Exercise brief - Will you transcribe all the entries word for word, skipping the pictures they hold?

Materials provided -
┄┄┄┄┄┄

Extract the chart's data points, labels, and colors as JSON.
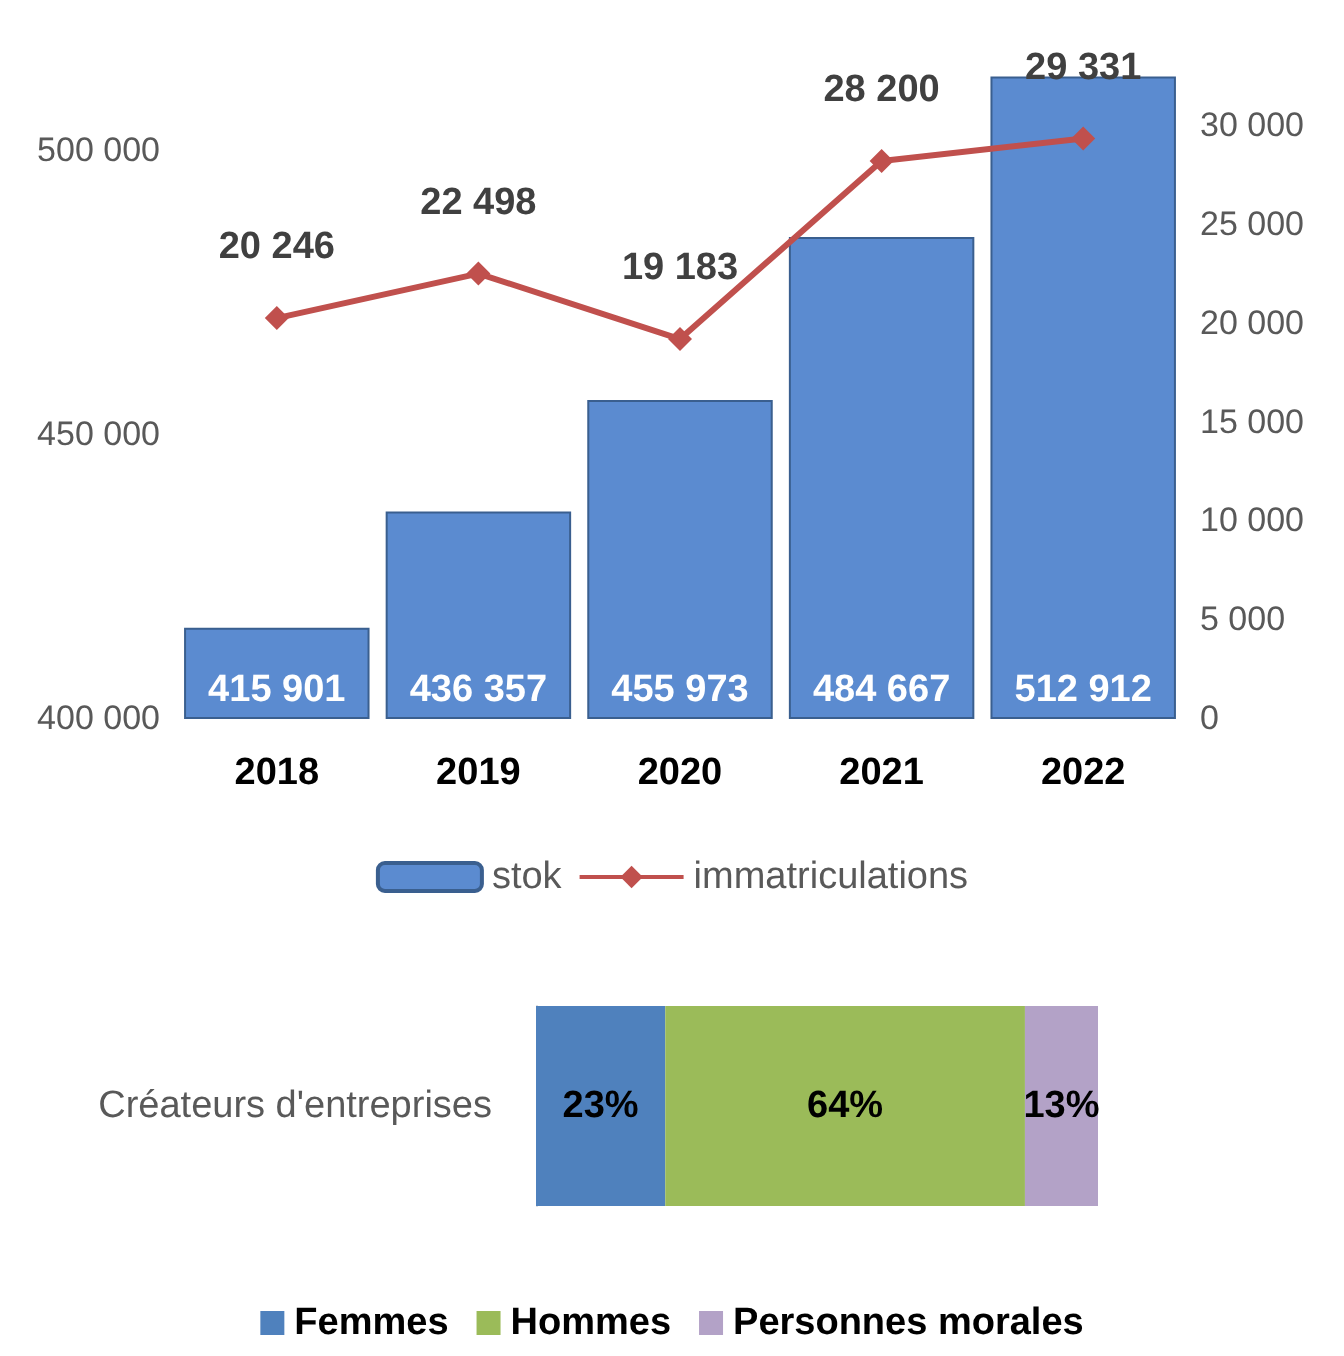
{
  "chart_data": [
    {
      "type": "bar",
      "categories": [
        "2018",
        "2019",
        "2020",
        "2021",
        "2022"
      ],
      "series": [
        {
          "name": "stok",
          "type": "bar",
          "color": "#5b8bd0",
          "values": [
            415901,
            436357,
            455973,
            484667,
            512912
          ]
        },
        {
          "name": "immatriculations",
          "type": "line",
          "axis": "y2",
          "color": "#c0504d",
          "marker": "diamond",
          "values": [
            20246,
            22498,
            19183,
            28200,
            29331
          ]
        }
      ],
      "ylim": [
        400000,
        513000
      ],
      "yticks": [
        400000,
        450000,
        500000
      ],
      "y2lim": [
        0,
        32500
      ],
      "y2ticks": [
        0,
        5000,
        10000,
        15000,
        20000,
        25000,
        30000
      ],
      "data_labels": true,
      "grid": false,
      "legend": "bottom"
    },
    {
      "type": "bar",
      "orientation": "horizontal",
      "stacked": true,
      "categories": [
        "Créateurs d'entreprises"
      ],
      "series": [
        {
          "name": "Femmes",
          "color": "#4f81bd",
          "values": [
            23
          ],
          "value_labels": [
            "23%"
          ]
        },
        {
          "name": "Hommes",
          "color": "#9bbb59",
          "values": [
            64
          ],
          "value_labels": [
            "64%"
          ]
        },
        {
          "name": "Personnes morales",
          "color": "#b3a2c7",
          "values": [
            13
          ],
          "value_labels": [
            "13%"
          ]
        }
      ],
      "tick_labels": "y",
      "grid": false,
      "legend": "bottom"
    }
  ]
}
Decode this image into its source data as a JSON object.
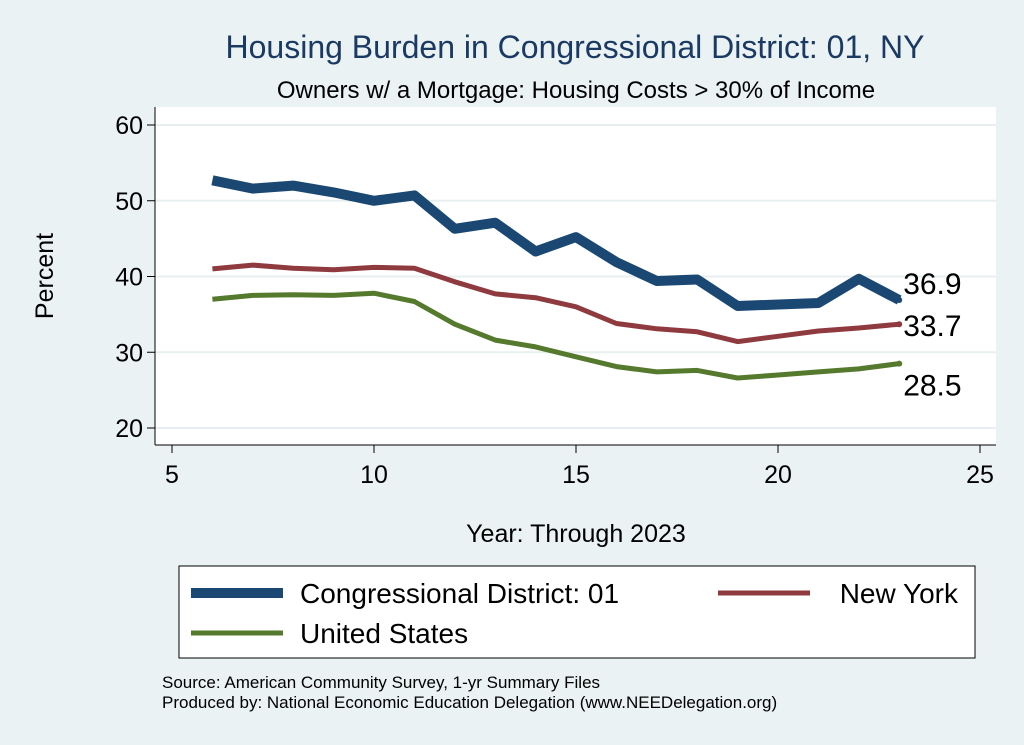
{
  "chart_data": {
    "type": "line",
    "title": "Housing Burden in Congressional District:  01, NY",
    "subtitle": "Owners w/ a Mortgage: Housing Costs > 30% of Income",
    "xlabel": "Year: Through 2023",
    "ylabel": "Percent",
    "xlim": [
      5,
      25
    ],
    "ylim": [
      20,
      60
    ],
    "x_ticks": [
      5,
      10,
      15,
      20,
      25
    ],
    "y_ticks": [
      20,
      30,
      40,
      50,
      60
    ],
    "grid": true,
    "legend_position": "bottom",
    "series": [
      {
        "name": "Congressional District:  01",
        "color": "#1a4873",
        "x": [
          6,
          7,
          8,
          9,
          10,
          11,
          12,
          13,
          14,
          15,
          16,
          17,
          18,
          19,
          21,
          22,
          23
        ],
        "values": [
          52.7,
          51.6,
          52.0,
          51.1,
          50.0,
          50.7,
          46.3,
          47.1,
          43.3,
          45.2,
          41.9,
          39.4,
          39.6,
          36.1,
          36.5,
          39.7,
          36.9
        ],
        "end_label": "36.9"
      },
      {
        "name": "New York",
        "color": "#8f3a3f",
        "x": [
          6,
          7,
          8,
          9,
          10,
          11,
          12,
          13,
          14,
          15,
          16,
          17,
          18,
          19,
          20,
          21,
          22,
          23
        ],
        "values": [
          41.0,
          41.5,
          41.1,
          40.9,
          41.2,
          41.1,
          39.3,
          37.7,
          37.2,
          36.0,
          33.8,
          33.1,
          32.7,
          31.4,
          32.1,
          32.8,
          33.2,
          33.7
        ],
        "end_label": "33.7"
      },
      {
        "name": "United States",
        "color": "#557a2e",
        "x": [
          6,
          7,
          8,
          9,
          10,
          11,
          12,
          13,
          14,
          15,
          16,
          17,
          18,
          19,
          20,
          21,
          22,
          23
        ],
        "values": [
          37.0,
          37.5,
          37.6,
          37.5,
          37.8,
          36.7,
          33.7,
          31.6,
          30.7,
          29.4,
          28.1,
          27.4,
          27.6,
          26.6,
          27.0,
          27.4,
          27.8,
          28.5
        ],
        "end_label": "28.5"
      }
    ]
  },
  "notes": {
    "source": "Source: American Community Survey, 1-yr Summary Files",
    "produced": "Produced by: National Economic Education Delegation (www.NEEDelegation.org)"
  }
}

┄┄┄┄┄┄

Response -
Extract the chart's data points, labels, and colors as JSON.
{
  "chart_data": [
    {
      "type": "bar",
      "categories": [
        "2018",
        "2019",
        "2020",
        "2021",
        "2022"
      ],
      "series": [
        {
          "name": "stok",
          "type": "bar",
          "color": "#5b8bd0",
          "values": [
            415901,
            436357,
            455973,
            484667,
            512912
          ]
        },
        {
          "name": "immatriculations",
          "type": "line",
          "axis": "y2",
          "color": "#c0504d",
          "marker": "diamond",
          "values": [
            20246,
            22498,
            19183,
            28200,
            29331
          ]
        }
      ],
      "ylim": [
        400000,
        513000
      ],
      "yticks": [
        400000,
        450000,
        500000
      ],
      "y2lim": [
        0,
        32500
      ],
      "y2ticks": [
        0,
        5000,
        10000,
        15000,
        20000,
        25000,
        30000
      ],
      "data_labels": true,
      "grid": false,
      "legend": "bottom"
    },
    {
      "type": "bar",
      "orientation": "horizontal",
      "stacked": true,
      "categories": [
        "Créateurs d'entreprises"
      ],
      "series": [
        {
          "name": "Femmes",
          "color": "#4f81bd",
          "values": [
            23
          ],
          "value_labels": [
            "23%"
          ]
        },
        {
          "name": "Hommes",
          "color": "#9bbb59",
          "values": [
            64
          ],
          "value_labels": [
            "64%"
          ]
        },
        {
          "name": "Personnes morales",
          "color": "#b3a2c7",
          "values": [
            13
          ],
          "value_labels": [
            "13%"
          ]
        }
      ],
      "tick_labels": "y",
      "grid": false,
      "legend": "bottom"
    }
  ]
}
Decode this image into its source data as a JSON object.
{
  "chart_data": {
    "type": "line",
    "title": "Housing Burden in Congressional District:  01, NY",
    "subtitle": "Owners w/ a Mortgage: Housing Costs > 30% of Income",
    "xlabel": "Year: Through 2023",
    "ylabel": "Percent",
    "xlim": [
      5,
      25
    ],
    "ylim": [
      20,
      60
    ],
    "x_ticks": [
      5,
      10,
      15,
      20,
      25
    ],
    "y_ticks": [
      20,
      30,
      40,
      50,
      60
    ],
    "grid": true,
    "legend_position": "bottom",
    "series": [
      {
        "name": "Congressional District:  01",
        "color": "#1a4873",
        "x": [
          6,
          7,
          8,
          9,
          10,
          11,
          12,
          13,
          14,
          15,
          16,
          17,
          18,
          19,
          21,
          22,
          23
        ],
        "values": [
          52.7,
          51.6,
          52.0,
          51.1,
          50.0,
          50.7,
          46.3,
          47.1,
          43.3,
          45.2,
          41.9,
          39.4,
          39.6,
          36.1,
          36.5,
          39.7,
          36.9
        ],
        "end_label": "36.9"
      },
      {
        "name": "New York",
        "color": "#8f3a3f",
        "x": [
          6,
          7,
          8,
          9,
          10,
          11,
          12,
          13,
          14,
          15,
          16,
          17,
          18,
          19,
          20,
          21,
          22,
          23
        ],
        "values": [
          41.0,
          41.5,
          41.1,
          40.9,
          41.2,
          41.1,
          39.3,
          37.7,
          37.2,
          36.0,
          33.8,
          33.1,
          32.7,
          31.4,
          32.1,
          32.8,
          33.2,
          33.7
        ],
        "end_label": "33.7"
      },
      {
        "name": "United States",
        "color": "#557a2e",
        "x": [
          6,
          7,
          8,
          9,
          10,
          11,
          12,
          13,
          14,
          15,
          16,
          17,
          18,
          19,
          20,
          21,
          22,
          23
        ],
        "values": [
          37.0,
          37.5,
          37.6,
          37.5,
          37.8,
          36.7,
          33.7,
          31.6,
          30.7,
          29.4,
          28.1,
          27.4,
          27.6,
          26.6,
          27.0,
          27.4,
          27.8,
          28.5
        ],
        "end_label": "28.5"
      }
    ]
  },
  "notes": {
    "source": "Source: American Community Survey, 1-yr Summary Files",
    "produced": "Produced by: National Economic Education Delegation (www.NEEDelegation.org)"
  }
}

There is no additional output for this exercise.